## [TASK INPUTS]
==================================================
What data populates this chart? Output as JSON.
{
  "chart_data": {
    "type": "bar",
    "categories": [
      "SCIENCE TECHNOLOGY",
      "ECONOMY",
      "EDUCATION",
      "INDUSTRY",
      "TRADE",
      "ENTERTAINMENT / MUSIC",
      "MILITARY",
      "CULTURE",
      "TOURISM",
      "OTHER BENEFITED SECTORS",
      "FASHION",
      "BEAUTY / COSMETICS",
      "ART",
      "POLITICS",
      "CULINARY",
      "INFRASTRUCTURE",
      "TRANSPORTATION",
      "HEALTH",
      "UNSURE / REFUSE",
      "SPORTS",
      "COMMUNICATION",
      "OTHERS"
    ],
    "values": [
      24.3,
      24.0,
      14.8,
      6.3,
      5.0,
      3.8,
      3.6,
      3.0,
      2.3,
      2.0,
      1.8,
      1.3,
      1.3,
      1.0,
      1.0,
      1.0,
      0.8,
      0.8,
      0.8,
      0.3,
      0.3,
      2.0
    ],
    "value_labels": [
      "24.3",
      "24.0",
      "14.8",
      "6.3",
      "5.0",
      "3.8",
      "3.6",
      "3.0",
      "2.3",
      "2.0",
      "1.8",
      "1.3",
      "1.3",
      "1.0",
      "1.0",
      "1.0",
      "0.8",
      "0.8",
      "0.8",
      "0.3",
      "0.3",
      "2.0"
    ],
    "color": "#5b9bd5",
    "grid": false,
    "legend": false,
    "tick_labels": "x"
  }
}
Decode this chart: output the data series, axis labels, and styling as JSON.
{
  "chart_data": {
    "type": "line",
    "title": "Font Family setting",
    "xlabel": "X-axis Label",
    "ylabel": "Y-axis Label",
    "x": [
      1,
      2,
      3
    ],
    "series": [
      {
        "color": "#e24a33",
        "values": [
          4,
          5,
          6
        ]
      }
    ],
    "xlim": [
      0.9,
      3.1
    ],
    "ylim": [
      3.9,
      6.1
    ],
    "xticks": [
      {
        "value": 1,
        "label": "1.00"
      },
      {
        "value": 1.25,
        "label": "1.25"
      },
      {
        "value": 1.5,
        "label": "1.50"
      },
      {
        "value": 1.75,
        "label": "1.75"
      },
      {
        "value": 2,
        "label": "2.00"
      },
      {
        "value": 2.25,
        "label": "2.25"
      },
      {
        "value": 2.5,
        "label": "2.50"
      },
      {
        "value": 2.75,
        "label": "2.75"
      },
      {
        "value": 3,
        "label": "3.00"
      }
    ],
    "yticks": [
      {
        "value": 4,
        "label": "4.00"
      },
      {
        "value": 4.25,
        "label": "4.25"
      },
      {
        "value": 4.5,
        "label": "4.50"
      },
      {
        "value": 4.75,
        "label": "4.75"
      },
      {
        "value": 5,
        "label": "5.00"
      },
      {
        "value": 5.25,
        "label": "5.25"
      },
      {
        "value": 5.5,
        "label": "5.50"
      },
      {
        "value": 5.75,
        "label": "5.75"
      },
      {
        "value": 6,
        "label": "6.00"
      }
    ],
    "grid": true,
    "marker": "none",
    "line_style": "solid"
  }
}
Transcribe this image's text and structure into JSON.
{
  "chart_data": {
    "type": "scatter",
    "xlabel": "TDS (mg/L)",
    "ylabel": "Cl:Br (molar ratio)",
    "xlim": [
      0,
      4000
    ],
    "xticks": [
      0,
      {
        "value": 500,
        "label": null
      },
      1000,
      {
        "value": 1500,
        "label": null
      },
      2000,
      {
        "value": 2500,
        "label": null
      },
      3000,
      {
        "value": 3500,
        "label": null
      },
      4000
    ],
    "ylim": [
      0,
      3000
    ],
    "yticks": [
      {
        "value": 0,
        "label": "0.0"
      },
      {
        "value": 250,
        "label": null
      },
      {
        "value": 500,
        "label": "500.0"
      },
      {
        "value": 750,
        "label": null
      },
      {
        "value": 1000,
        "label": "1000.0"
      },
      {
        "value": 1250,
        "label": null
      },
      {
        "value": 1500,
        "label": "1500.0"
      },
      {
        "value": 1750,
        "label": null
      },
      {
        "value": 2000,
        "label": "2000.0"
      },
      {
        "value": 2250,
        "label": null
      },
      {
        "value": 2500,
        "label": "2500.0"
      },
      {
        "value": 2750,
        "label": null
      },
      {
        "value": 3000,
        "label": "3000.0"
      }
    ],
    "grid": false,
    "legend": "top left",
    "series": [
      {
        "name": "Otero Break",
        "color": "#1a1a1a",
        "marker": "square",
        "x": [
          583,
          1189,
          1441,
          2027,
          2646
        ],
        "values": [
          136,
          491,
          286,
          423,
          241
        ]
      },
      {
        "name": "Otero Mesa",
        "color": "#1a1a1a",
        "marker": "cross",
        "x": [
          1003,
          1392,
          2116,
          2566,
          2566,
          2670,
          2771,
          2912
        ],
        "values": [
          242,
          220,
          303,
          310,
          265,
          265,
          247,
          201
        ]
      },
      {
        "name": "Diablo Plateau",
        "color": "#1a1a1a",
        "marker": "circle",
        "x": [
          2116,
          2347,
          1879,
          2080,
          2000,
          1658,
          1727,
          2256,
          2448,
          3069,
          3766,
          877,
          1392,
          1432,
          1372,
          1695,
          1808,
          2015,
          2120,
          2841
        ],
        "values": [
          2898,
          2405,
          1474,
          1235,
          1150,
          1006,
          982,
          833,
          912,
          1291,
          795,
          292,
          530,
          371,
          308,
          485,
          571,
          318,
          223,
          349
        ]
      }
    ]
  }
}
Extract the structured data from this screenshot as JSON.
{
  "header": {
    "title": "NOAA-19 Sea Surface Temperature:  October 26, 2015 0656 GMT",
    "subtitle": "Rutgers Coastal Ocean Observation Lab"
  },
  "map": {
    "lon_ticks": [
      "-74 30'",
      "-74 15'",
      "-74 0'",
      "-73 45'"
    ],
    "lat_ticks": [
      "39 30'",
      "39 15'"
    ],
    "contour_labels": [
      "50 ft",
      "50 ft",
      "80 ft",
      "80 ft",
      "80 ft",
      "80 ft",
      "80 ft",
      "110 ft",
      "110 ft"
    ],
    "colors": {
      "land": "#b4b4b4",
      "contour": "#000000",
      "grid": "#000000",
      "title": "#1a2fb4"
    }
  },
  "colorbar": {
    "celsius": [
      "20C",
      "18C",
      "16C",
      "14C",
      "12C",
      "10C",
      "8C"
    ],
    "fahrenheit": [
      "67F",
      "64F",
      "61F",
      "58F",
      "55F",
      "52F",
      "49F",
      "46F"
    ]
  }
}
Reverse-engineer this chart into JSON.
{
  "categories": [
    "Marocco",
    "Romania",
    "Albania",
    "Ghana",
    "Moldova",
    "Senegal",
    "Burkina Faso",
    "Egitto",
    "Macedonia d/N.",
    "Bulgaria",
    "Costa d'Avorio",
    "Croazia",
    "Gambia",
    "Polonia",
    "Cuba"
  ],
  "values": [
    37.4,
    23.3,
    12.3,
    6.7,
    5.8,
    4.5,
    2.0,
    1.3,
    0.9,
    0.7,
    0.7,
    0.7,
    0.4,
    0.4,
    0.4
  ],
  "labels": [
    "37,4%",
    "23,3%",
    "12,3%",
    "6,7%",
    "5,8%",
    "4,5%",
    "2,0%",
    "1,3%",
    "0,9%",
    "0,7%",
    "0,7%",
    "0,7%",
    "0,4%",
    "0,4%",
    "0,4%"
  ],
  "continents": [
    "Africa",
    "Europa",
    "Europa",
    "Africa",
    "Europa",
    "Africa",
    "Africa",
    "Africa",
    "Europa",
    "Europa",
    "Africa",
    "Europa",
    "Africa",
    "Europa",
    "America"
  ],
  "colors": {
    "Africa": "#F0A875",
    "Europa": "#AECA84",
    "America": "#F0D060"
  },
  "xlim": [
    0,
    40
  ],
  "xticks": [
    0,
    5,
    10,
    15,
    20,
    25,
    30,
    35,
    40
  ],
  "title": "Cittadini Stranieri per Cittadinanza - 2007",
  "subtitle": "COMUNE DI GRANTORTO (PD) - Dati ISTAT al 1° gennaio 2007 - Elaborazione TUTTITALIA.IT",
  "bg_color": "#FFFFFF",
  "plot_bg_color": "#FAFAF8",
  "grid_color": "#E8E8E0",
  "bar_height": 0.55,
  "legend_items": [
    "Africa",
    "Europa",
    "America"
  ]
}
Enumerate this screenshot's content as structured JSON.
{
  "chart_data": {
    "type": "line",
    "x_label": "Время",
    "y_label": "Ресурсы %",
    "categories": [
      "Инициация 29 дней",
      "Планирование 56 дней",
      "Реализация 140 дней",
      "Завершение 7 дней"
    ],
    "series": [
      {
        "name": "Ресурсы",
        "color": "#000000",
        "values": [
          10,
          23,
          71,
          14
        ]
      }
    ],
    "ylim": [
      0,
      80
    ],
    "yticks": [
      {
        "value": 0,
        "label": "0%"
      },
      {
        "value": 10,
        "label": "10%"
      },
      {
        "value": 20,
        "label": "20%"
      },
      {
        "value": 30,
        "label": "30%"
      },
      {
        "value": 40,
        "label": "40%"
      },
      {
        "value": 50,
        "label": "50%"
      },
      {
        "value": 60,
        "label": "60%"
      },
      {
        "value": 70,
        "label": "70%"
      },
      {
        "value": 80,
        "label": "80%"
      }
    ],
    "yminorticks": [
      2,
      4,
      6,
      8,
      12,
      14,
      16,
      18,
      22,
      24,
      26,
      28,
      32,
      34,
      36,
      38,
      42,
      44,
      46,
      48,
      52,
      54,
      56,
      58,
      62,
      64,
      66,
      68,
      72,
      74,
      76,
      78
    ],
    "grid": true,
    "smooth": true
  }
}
==================================================
## [PROBLEM TO WORK ON]
Gather from the data above every line with the string "type".

## [FINISHED ANSWER]
    "type": "bar",
    "type": "line",
    "type": "scatter",
    "type": "line",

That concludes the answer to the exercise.